* Brief *
Copy each of the rows below word for word, leaving out the pictures.

Rows from a data source:
- - -

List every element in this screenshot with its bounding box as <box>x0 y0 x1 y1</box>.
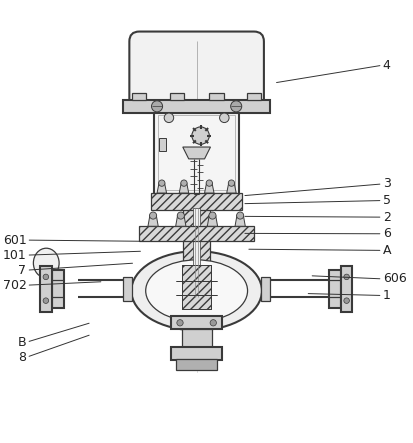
Text: 1: 1 <box>382 289 391 302</box>
Bar <box>158 115 235 190</box>
Bar <box>40 266 52 311</box>
Bar <box>183 265 211 309</box>
Bar <box>341 266 352 311</box>
Circle shape <box>344 298 349 303</box>
Polygon shape <box>183 147 211 159</box>
Text: B: B <box>18 336 26 349</box>
Bar <box>171 347 222 360</box>
Bar <box>171 316 222 329</box>
Circle shape <box>43 274 49 280</box>
Polygon shape <box>227 183 236 193</box>
Polygon shape <box>179 183 189 193</box>
Bar <box>183 208 210 297</box>
Bar <box>52 270 64 307</box>
Ellipse shape <box>33 248 59 278</box>
Circle shape <box>181 180 187 186</box>
Text: 8: 8 <box>19 351 26 364</box>
Circle shape <box>237 212 244 219</box>
Bar <box>247 93 261 100</box>
Text: 3: 3 <box>382 177 391 190</box>
Polygon shape <box>148 215 158 226</box>
Polygon shape <box>157 183 166 193</box>
Circle shape <box>231 101 242 112</box>
Polygon shape <box>176 215 186 226</box>
Ellipse shape <box>134 254 259 327</box>
Circle shape <box>206 180 212 186</box>
Bar <box>183 265 211 309</box>
Bar <box>154 111 240 194</box>
Circle shape <box>344 274 349 280</box>
Text: 101: 101 <box>3 249 26 262</box>
Circle shape <box>210 320 216 326</box>
Bar <box>139 226 254 241</box>
Text: A: A <box>382 244 391 257</box>
Bar <box>209 93 223 100</box>
Circle shape <box>152 101 163 112</box>
Circle shape <box>43 298 49 303</box>
Bar <box>123 100 270 113</box>
Text: 601: 601 <box>3 233 26 247</box>
Circle shape <box>164 113 174 123</box>
Circle shape <box>192 127 209 144</box>
Circle shape <box>209 212 216 219</box>
FancyBboxPatch shape <box>129 31 264 113</box>
Bar <box>182 329 212 348</box>
Bar <box>261 277 270 301</box>
Ellipse shape <box>131 251 262 330</box>
Bar <box>132 93 146 100</box>
Circle shape <box>177 212 184 219</box>
Circle shape <box>159 180 165 186</box>
Polygon shape <box>207 215 218 226</box>
Bar <box>151 193 242 210</box>
Polygon shape <box>204 183 214 193</box>
Text: 7: 7 <box>19 264 26 277</box>
Text: 606: 606 <box>382 272 406 285</box>
Text: 4: 4 <box>382 58 391 72</box>
Ellipse shape <box>146 260 247 322</box>
Circle shape <box>228 180 235 186</box>
Text: 5: 5 <box>382 194 391 207</box>
Text: 6: 6 <box>382 227 391 240</box>
Circle shape <box>43 269 50 276</box>
Bar <box>329 270 341 307</box>
Text: 702: 702 <box>2 279 26 291</box>
Bar <box>193 208 200 297</box>
Text: 2: 2 <box>382 211 391 224</box>
Bar <box>159 138 166 151</box>
Circle shape <box>220 113 229 123</box>
Circle shape <box>177 320 183 326</box>
Polygon shape <box>235 215 245 226</box>
Bar <box>176 359 217 370</box>
Bar <box>170 93 184 100</box>
Bar <box>123 277 132 301</box>
Circle shape <box>150 212 157 219</box>
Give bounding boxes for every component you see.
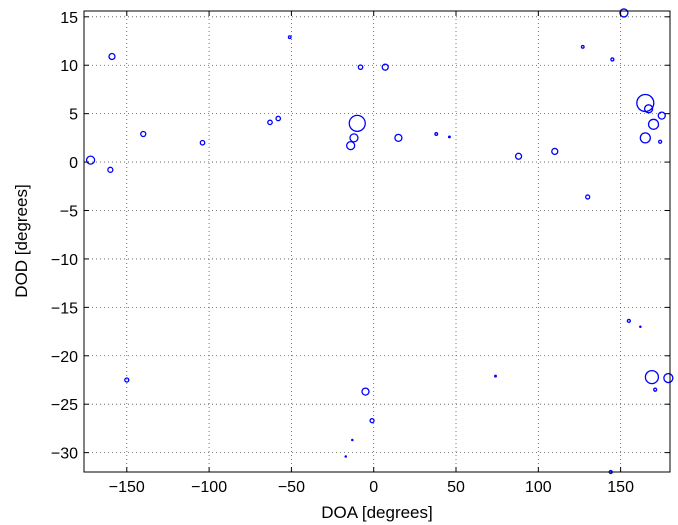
data-point <box>344 455 347 458</box>
data-point <box>639 325 642 328</box>
x-tick-label: 100 <box>525 479 552 496</box>
data-point <box>199 139 206 146</box>
x-axis-ticks: −150 −100 −50 0 50 100 150 <box>109 11 634 496</box>
y-tick-label: −30 <box>51 446 78 463</box>
y-tick-label: 15 <box>60 10 78 27</box>
data-point <box>434 132 439 136</box>
data-point <box>348 114 366 132</box>
data-point <box>647 118 660 130</box>
x-axis-label: DOA [degrees] <box>321 503 433 522</box>
y-axis-ticks: −30 −25 −20 −15 −10 −5 0 5 10 15 <box>51 10 670 463</box>
y-tick-label: −5 <box>60 204 78 221</box>
y-tick-label: 10 <box>60 58 78 75</box>
y-tick-label: −25 <box>51 397 78 414</box>
data-point <box>361 387 370 396</box>
data-point <box>346 140 356 151</box>
data-point <box>287 35 292 40</box>
data-point <box>643 104 654 114</box>
data-point <box>626 318 631 324</box>
data-point <box>267 119 273 126</box>
data-point <box>644 369 660 385</box>
data-point <box>494 374 497 378</box>
y-tick-label: 5 <box>69 107 78 124</box>
y-tick-label: −10 <box>51 252 78 269</box>
data-point <box>639 132 651 144</box>
data-point <box>349 133 359 143</box>
data-point <box>657 111 666 120</box>
data-point <box>369 418 375 424</box>
data-point <box>585 194 591 200</box>
data-point <box>610 57 615 62</box>
data-point <box>108 52 116 61</box>
data-point <box>394 133 403 143</box>
data-point <box>351 438 354 442</box>
data-point <box>657 139 663 144</box>
data-point <box>636 93 655 113</box>
data-point <box>653 387 658 392</box>
data-point <box>551 147 559 156</box>
plot-frame <box>83 10 671 473</box>
data-point <box>447 135 451 139</box>
x-tick-label: −50 <box>278 479 305 496</box>
data-point <box>107 166 114 173</box>
data-points <box>85 8 674 475</box>
x-tick-label: 150 <box>607 479 634 496</box>
data-point <box>381 63 389 71</box>
grid-lines <box>84 11 670 472</box>
x-tick-label: −100 <box>191 479 227 496</box>
data-point <box>663 372 674 384</box>
data-point <box>124 377 130 383</box>
y-tick-label: 0 <box>69 155 78 172</box>
x-tick-label: 50 <box>447 479 465 496</box>
data-point <box>514 152 523 160</box>
data-point <box>140 130 147 138</box>
data-point <box>275 115 282 122</box>
y-tick-label: −15 <box>51 300 78 317</box>
data-point <box>85 155 96 165</box>
y-axis-label: DOD [degrees] <box>12 184 31 297</box>
x-tick-label: −150 <box>109 479 145 496</box>
data-point <box>619 8 629 18</box>
y-tick-label: −20 <box>51 349 78 366</box>
data-point <box>357 64 364 71</box>
x-tick-label: 0 <box>369 479 378 496</box>
data-point <box>580 44 585 49</box>
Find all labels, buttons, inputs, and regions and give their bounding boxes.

- - -

* Task solution *
List every element in this screenshot with its bounding box as <box>x0 y0 x1 y1</box>.
Text: 1: 1 <box>382 289 391 302</box>
Bar <box>158 115 235 190</box>
Bar <box>40 266 52 311</box>
Bar <box>183 265 211 309</box>
Bar <box>341 266 352 311</box>
Circle shape <box>344 298 349 303</box>
Polygon shape <box>183 147 211 159</box>
Text: B: B <box>18 336 26 349</box>
Bar <box>171 347 222 360</box>
Bar <box>171 316 222 329</box>
Circle shape <box>43 274 49 280</box>
Polygon shape <box>227 183 236 193</box>
Polygon shape <box>179 183 189 193</box>
Bar <box>183 208 210 297</box>
Bar <box>52 270 64 307</box>
Ellipse shape <box>33 248 59 278</box>
Circle shape <box>181 180 187 186</box>
Text: 8: 8 <box>19 351 26 364</box>
Circle shape <box>237 212 244 219</box>
Bar <box>247 93 261 100</box>
Text: 3: 3 <box>382 177 391 190</box>
Polygon shape <box>148 215 158 226</box>
Polygon shape <box>157 183 166 193</box>
Circle shape <box>231 101 242 112</box>
Polygon shape <box>176 215 186 226</box>
Ellipse shape <box>134 254 259 327</box>
Circle shape <box>206 180 212 186</box>
Bar <box>183 265 211 309</box>
Bar <box>154 111 240 194</box>
Circle shape <box>344 274 349 280</box>
Text: 101: 101 <box>3 249 26 262</box>
Circle shape <box>210 320 216 326</box>
Bar <box>139 226 254 241</box>
Text: A: A <box>382 244 391 257</box>
Bar <box>209 93 223 100</box>
Circle shape <box>152 101 163 112</box>
Circle shape <box>43 298 49 303</box>
Bar <box>123 100 270 113</box>
Text: 601: 601 <box>3 233 26 247</box>
Circle shape <box>164 113 174 123</box>
Circle shape <box>192 127 209 144</box>
Circle shape <box>209 212 216 219</box>
FancyBboxPatch shape <box>129 31 264 113</box>
Bar <box>182 329 212 348</box>
Bar <box>261 277 270 301</box>
Ellipse shape <box>131 251 262 330</box>
Bar <box>132 93 146 100</box>
Circle shape <box>177 212 184 219</box>
Circle shape <box>159 180 165 186</box>
Polygon shape <box>207 215 218 226</box>
Bar <box>151 193 242 210</box>
Polygon shape <box>204 183 214 193</box>
Text: 7: 7 <box>19 264 26 277</box>
Text: 606: 606 <box>382 272 406 285</box>
Text: 4: 4 <box>382 58 391 72</box>
Ellipse shape <box>146 260 247 322</box>
Circle shape <box>228 180 235 186</box>
Text: 5: 5 <box>382 194 391 207</box>
Text: 6: 6 <box>382 227 391 240</box>
Circle shape <box>43 269 50 276</box>
Bar <box>329 270 341 307</box>
Text: 702: 702 <box>2 279 26 291</box>
Bar <box>193 208 200 297</box>
Text: 2: 2 <box>382 211 391 224</box>
Bar <box>159 138 166 151</box>
Circle shape <box>220 113 229 123</box>
Circle shape <box>177 320 183 326</box>
Polygon shape <box>235 215 245 226</box>
Bar <box>176 359 217 370</box>
Bar <box>170 93 184 100</box>
Bar <box>123 277 132 301</box>
Circle shape <box>150 212 157 219</box>
Give bounding boxes for every component you see.
data-point <box>344 455 347 458</box>
data-point <box>639 325 642 328</box>
x-tick-label: 100 <box>525 479 552 496</box>
data-point <box>199 139 206 146</box>
x-axis-ticks: −150 −100 −50 0 50 100 150 <box>109 11 634 496</box>
y-tick-label: −30 <box>51 446 78 463</box>
y-tick-label: 15 <box>60 10 78 27</box>
data-point <box>434 132 439 136</box>
data-point <box>348 114 366 132</box>
data-point <box>647 118 660 130</box>
x-axis-label: DOA [degrees] <box>321 503 433 522</box>
y-axis-ticks: −30 −25 −20 −15 −10 −5 0 5 10 15 <box>51 10 670 463</box>
y-tick-label: −5 <box>60 204 78 221</box>
y-tick-label: 10 <box>60 58 78 75</box>
y-tick-label: −25 <box>51 397 78 414</box>
data-point <box>361 387 370 396</box>
data-point <box>346 140 356 151</box>
data-point <box>287 35 292 40</box>
data-point <box>643 104 654 114</box>
data-point <box>626 318 631 324</box>
data-point <box>267 119 273 126</box>
data-point <box>644 369 660 385</box>
data-point <box>494 374 497 378</box>
y-tick-label: 5 <box>69 107 78 124</box>
y-tick-label: −10 <box>51 252 78 269</box>
data-point <box>639 132 651 144</box>
data-point <box>349 133 359 143</box>
data-point <box>657 111 666 120</box>
data-point <box>369 418 375 424</box>
data-point <box>585 194 591 200</box>
data-point <box>610 57 615 62</box>
data-point <box>108 52 116 61</box>
data-point <box>394 133 403 143</box>
data-point <box>351 438 354 442</box>
data-point <box>657 139 663 144</box>
data-point <box>636 93 655 113</box>
data-point <box>653 387 658 392</box>
data-point <box>551 147 559 156</box>
plot-frame <box>83 10 671 473</box>
data-point <box>447 135 451 139</box>
x-tick-label: −50 <box>278 479 305 496</box>
data-point <box>107 166 114 173</box>
data-points <box>85 8 674 475</box>
x-tick-label: 150 <box>607 479 634 496</box>
data-point <box>381 63 389 71</box>
grid-lines <box>84 11 670 472</box>
x-tick-label: −100 <box>191 479 227 496</box>
data-point <box>663 372 674 384</box>
data-point <box>124 377 130 383</box>
y-tick-label: 0 <box>69 155 78 172</box>
x-tick-label: 50 <box>447 479 465 496</box>
data-point <box>514 152 523 160</box>
data-point <box>140 130 147 138</box>
data-point <box>275 115 282 122</box>
y-tick-label: −15 <box>51 300 78 317</box>
data-point <box>85 155 96 165</box>
y-axis-label: DOD [degrees] <box>12 184 31 297</box>
x-tick-label: −150 <box>109 479 145 496</box>
data-point <box>619 8 629 18</box>
y-tick-label: −20 <box>51 349 78 366</box>
data-point <box>357 64 364 71</box>
x-tick-label: 0 <box>369 479 378 496</box>
data-point <box>580 44 585 49</box>
Find all labels, buttons, inputs, and regions and give their bounding boxes.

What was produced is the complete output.